▶ _Information shown_
-- START --

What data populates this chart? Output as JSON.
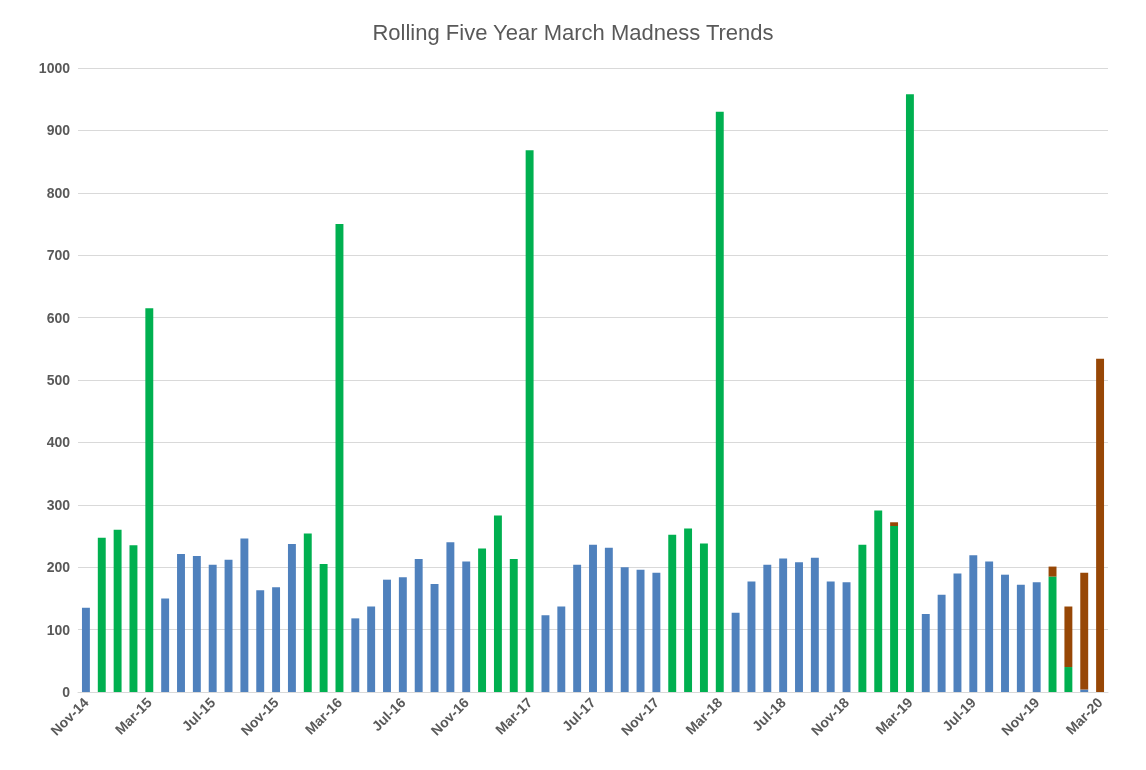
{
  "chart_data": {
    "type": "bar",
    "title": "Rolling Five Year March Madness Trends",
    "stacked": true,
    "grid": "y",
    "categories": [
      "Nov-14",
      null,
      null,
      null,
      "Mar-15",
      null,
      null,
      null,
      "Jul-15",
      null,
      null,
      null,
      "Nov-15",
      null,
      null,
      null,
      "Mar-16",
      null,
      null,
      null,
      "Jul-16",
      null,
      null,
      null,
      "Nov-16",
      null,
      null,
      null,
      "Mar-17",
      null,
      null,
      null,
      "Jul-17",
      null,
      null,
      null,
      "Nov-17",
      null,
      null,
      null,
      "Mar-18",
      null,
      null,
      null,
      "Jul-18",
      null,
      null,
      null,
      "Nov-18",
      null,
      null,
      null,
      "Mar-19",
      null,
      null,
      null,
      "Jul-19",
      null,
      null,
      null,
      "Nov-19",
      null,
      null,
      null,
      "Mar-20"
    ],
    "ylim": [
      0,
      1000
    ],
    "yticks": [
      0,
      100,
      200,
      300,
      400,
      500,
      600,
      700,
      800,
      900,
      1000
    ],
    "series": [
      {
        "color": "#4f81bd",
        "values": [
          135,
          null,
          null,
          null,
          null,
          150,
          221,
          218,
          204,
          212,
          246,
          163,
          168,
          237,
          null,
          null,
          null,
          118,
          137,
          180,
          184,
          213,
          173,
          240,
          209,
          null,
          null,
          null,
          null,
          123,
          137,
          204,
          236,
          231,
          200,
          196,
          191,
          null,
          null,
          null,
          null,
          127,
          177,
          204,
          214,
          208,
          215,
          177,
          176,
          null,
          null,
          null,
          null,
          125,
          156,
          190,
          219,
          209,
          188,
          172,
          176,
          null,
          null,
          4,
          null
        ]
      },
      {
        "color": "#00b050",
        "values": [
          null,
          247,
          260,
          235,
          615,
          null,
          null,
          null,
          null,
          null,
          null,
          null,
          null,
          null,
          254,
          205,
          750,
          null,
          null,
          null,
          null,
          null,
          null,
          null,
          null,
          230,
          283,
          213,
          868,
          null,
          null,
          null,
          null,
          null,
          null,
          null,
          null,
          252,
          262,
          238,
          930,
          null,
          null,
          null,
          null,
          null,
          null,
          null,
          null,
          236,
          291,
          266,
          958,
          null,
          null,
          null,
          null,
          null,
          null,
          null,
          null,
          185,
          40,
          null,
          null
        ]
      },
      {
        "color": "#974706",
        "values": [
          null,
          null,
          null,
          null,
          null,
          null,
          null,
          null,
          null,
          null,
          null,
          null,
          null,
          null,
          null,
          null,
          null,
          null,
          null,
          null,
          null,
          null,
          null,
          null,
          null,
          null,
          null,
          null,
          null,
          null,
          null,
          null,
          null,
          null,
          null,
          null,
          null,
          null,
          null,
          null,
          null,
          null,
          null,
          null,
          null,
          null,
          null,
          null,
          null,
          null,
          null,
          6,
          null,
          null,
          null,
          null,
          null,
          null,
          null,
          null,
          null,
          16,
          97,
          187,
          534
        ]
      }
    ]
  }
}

-- END --

▶ _Task prompt_
In the listing above, find the lines holding the word "color" and copy them.

▶ _Output for this task_
        "color": "#4f81bd",
        "color": "#00b050",
        "color": "#974706",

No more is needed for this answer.